Stored items
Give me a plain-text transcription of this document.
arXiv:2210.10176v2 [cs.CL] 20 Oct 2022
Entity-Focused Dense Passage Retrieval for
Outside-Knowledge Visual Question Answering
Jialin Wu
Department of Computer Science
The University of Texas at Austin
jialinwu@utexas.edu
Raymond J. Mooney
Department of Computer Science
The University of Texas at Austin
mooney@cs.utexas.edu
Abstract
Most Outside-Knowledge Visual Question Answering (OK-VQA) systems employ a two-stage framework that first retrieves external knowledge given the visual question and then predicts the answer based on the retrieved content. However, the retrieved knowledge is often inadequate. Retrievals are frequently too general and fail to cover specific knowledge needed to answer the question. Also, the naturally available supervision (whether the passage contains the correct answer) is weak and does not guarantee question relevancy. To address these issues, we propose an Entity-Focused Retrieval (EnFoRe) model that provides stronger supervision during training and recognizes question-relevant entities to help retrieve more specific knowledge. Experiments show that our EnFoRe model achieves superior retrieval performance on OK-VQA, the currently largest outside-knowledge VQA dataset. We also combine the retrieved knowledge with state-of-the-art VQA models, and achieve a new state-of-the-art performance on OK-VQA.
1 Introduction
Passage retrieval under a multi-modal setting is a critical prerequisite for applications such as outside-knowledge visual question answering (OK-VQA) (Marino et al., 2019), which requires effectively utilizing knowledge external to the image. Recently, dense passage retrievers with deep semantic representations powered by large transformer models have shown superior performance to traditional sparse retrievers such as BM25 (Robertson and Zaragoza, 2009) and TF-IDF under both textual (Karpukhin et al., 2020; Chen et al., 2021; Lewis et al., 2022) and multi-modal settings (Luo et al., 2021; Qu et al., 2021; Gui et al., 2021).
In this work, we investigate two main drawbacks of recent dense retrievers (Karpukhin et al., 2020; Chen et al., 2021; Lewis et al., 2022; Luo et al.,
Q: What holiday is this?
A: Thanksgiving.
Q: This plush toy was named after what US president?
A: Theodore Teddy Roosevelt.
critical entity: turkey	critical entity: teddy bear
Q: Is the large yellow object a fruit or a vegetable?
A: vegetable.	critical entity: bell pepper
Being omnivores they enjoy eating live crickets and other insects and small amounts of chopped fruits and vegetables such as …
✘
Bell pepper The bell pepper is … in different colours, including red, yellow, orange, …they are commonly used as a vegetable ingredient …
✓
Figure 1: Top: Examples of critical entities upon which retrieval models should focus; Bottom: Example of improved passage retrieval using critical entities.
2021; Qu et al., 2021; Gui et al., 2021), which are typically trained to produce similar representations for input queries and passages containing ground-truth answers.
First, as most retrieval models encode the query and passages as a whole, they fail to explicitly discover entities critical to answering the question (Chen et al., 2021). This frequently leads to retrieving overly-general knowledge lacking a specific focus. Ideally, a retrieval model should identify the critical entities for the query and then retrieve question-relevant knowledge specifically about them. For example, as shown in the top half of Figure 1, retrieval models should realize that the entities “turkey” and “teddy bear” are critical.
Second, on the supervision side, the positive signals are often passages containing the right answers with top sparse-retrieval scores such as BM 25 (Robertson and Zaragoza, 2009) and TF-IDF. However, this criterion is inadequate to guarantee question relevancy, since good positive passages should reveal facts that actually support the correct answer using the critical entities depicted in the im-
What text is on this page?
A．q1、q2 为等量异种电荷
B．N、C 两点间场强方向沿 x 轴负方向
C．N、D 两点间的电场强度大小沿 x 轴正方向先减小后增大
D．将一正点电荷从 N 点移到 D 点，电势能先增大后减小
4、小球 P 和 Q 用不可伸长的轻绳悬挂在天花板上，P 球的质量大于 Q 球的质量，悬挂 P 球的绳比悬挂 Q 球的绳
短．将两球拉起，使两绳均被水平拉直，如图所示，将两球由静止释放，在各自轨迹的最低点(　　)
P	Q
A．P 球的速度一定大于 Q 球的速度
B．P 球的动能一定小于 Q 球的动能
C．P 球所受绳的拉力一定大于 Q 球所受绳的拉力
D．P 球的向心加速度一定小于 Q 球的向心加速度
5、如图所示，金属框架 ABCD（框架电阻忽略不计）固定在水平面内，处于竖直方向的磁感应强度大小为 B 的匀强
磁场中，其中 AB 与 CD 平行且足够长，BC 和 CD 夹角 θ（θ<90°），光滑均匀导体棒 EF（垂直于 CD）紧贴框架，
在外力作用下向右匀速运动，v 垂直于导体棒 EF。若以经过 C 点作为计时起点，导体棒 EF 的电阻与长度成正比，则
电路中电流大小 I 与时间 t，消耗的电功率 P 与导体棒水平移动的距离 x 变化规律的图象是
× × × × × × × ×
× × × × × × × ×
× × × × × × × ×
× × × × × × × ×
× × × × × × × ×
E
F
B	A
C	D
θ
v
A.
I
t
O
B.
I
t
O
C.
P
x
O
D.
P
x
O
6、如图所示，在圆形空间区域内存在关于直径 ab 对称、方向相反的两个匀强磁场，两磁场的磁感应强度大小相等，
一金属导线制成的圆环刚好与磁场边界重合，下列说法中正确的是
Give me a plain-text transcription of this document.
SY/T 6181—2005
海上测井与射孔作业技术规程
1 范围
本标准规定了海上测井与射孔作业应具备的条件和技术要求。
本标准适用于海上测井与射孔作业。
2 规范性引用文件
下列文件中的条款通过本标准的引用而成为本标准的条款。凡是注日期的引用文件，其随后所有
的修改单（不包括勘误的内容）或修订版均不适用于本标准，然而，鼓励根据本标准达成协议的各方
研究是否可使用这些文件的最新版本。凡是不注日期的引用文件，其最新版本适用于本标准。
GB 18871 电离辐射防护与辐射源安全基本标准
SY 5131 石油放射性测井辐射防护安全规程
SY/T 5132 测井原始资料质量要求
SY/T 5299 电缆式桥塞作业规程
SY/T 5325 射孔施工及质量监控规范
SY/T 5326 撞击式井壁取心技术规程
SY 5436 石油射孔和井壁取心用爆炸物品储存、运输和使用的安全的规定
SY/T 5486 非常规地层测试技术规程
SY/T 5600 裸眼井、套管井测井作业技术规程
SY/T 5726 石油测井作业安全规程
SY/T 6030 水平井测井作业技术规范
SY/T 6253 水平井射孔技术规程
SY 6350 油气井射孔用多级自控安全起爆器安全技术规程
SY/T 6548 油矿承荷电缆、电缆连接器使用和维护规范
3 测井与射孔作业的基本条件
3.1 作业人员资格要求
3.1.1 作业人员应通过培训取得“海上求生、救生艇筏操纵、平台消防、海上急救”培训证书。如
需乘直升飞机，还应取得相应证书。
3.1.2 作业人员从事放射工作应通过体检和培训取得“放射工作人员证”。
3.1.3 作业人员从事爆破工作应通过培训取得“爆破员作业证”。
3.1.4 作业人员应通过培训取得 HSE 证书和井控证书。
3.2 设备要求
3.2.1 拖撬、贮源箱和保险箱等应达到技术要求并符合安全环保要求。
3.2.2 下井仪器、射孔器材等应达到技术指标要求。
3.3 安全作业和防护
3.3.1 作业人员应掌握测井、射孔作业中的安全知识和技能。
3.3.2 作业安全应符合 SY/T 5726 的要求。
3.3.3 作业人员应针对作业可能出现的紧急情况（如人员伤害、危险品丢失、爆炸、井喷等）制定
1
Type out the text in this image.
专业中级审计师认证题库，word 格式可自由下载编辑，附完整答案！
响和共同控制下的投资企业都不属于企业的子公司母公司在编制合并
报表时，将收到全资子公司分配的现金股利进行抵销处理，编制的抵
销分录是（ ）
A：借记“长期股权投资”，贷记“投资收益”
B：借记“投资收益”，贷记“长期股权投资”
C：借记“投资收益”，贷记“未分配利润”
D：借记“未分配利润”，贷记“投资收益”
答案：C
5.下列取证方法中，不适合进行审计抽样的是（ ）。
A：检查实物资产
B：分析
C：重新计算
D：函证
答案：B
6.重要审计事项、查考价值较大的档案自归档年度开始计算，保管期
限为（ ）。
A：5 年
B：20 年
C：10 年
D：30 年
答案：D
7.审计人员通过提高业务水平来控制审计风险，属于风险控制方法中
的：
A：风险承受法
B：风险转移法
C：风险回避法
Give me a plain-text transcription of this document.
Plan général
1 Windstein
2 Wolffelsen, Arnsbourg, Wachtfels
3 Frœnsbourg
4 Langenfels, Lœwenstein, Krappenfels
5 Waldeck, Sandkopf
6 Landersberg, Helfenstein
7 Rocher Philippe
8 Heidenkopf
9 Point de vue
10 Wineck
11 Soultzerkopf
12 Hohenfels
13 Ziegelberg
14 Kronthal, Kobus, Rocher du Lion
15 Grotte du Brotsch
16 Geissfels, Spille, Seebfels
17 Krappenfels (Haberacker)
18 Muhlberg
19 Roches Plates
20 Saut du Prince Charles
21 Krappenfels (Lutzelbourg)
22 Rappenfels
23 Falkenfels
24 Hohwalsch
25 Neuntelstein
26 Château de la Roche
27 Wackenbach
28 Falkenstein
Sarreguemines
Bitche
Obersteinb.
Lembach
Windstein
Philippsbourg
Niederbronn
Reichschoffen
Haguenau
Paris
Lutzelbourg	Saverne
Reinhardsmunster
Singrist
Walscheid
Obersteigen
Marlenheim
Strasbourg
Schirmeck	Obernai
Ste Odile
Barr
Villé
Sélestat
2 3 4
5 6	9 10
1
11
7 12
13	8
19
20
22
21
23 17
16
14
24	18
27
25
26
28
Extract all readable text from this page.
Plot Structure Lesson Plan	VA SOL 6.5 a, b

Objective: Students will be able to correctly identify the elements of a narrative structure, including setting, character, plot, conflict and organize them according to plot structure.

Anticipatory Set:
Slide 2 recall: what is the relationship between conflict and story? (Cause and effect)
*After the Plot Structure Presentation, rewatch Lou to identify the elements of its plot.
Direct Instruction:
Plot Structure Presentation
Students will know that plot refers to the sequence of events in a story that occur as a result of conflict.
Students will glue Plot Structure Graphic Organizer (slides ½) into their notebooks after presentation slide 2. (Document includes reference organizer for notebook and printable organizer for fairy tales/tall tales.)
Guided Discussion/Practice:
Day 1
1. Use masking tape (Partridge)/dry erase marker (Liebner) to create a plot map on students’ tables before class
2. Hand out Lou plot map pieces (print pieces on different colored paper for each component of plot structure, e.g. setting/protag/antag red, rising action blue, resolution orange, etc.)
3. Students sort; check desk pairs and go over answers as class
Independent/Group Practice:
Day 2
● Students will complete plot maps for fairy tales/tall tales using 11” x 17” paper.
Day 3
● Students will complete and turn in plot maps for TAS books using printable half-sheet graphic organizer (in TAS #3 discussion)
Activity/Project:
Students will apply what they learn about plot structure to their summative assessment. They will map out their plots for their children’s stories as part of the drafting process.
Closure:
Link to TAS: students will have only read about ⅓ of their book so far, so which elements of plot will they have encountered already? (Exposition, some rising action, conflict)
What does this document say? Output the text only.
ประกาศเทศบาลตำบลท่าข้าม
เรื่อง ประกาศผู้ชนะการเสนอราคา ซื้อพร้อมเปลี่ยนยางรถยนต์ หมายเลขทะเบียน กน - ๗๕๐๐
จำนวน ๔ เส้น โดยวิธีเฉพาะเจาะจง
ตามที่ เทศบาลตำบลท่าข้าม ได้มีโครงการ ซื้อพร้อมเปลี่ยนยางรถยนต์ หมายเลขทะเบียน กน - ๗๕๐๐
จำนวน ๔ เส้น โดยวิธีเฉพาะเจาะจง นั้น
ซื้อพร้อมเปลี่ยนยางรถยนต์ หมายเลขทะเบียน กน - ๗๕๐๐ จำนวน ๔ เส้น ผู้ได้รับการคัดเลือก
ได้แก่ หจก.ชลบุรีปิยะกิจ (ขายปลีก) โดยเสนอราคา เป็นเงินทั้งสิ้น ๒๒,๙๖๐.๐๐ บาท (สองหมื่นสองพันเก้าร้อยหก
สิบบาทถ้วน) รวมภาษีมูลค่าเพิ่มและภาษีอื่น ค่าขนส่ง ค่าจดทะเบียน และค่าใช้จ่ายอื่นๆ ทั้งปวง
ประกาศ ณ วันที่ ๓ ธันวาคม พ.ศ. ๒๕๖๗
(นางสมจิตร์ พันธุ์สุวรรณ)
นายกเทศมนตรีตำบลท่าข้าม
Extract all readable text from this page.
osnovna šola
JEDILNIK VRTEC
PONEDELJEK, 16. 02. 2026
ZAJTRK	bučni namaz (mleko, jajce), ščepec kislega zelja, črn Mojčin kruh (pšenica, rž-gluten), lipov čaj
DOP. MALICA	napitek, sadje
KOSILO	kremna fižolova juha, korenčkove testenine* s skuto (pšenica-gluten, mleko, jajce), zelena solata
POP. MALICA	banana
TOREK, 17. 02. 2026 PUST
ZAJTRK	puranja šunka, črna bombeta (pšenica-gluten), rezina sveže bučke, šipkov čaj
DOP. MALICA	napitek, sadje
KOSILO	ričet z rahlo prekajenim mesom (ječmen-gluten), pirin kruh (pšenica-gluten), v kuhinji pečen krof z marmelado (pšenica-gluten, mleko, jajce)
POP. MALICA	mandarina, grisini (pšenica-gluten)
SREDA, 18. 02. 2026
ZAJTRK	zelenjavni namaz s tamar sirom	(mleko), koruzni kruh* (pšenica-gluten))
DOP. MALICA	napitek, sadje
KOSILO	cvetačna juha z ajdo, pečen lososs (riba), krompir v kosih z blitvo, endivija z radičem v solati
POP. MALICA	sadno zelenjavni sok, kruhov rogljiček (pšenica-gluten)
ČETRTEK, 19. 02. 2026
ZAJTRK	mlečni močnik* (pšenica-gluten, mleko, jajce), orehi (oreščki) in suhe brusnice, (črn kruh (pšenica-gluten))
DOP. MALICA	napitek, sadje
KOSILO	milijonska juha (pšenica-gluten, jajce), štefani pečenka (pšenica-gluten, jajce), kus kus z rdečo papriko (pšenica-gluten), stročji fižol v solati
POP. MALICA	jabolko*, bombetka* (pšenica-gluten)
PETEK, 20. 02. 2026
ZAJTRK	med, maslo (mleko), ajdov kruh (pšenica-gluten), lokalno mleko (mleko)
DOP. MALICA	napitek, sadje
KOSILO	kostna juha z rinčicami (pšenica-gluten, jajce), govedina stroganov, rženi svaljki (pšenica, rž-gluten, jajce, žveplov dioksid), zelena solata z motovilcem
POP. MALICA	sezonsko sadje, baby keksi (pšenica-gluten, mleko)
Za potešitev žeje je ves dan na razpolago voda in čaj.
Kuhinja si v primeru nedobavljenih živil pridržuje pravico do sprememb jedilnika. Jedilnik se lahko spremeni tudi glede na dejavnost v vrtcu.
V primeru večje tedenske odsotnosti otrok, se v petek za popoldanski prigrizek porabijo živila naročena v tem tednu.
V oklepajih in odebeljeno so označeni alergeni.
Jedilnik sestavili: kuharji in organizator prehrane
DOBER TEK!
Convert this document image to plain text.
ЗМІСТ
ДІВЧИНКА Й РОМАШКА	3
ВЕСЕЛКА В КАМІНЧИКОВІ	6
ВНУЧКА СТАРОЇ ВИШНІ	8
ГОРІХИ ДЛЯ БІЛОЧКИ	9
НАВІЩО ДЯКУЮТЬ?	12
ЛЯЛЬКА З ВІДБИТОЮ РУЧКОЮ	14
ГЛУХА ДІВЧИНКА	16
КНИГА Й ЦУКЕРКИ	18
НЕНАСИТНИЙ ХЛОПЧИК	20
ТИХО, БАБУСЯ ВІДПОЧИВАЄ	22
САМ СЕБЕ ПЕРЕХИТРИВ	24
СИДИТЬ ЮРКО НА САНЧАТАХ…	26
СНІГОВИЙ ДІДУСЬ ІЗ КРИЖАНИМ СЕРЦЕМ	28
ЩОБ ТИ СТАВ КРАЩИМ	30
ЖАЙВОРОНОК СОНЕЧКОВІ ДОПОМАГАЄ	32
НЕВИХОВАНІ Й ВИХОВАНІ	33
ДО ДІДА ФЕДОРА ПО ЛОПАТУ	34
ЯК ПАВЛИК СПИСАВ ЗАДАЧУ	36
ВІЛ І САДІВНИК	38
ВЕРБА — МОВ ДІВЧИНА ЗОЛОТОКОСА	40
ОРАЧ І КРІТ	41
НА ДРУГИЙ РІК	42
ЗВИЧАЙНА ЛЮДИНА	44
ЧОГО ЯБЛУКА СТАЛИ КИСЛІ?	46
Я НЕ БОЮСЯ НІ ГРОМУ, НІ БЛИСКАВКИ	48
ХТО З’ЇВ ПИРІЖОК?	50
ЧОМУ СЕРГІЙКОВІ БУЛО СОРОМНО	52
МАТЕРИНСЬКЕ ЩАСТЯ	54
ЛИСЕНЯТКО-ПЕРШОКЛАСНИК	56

The task: Go through the records line by line and count those containing the string "class". Give only the total.

Solution: 2